_GIVEN DATA_
>>>

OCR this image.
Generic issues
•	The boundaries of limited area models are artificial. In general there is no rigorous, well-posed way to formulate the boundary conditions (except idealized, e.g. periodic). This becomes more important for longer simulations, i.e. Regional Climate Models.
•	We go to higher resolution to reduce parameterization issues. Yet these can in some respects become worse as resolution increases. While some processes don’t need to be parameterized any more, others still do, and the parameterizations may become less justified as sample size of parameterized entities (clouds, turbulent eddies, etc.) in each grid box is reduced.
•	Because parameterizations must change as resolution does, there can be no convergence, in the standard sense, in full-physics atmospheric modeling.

<<<

_TASK STATEMENT_
Write down every line of the data exactly as it appears above.

_EXERCISE RESULT_
OCR this image.
Generic issues
•	The boundaries of limited area models are artificial. In general there is no rigorous, well-posed way to formulate the boundary conditions (except idealized, e.g. periodic). This becomes more important for longer simulations, i.e. Regional Climate Models.
•	We go to higher resolution to reduce parameterization issues. Yet these can in some respects become worse as resolution increases. While some processes don’t need to be parameterized any more, others still do, and the parameterizations may become less justified as sample size of parameterized entities (clouds, turbulent eddies, etc.) in each grid box is reduced.
•	Because parameterizations must change as resolution does, there can be no convergence, in the standard sense, in full-physics atmospheric modeling.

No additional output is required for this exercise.